EXERCISE PASSAGE
Literature DB >> 26612463

Integrated analysis of the genomic instability of PTEN in clinically insignificant and significant prostate cancer.

Stephen J Murphy1,2, Robert J Karnes3, Farhad Kosari1,2, B Edgardo R Parilla Castellar4, Benjamin R Kipp4, Sarah H Johnson1,2, Simone Terra1,2, Faye R Harris1,2, Geoffrey C Halling1,2, Janet L Schaefer Klein1,2, Aqsa Nasir1,2, Eric Bergstrahl5, Laureano J Rangel5, William R Sukov4, George Vasmatzis1,2, John C Cheville1,4.

(Stored data entries)
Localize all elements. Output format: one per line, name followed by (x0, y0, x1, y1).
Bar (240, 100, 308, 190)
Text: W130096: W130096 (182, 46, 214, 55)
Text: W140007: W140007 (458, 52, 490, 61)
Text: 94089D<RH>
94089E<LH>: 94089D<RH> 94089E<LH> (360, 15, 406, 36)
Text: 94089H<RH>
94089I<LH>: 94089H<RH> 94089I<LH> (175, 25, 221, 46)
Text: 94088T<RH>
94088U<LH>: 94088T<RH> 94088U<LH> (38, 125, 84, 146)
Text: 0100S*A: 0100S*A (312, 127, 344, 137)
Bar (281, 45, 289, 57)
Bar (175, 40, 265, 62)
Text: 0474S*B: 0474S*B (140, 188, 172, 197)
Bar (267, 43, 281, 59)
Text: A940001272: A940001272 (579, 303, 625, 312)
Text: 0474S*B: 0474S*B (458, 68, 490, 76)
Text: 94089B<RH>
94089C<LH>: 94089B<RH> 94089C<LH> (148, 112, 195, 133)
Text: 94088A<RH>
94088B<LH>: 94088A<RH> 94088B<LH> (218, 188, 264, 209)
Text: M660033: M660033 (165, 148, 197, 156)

REQUIRED TASKS
a: Which gene's genomic instability is analyzed in the article listing?
b: Please quote the article listing word for word, beginning at the words "Stephen J Murphy1,2, Robert" and stopping after the words "John C Cheville1,4.".
This data comes from a different source than the article listing.

ANSWER SECTION
a: PTEN

b:
Stephen J Murphy1,2, Robert J Karnes3, Farhad Kosari1,2, B Edgardo R Parilla Castellar4, Benjamin R Kipp4, Sarah H Johnson1,2, Simone Terra1,2, Faye R Harris1,2, Geoffrey C Halling1,2, Janet L Schaefer Klein1,2, Aqsa Nasir1,2, Eric Bergstrahl5, Laureano J Rangel5, William R Sukov4, George Vasmatzis1,2, John C Cheville1,4.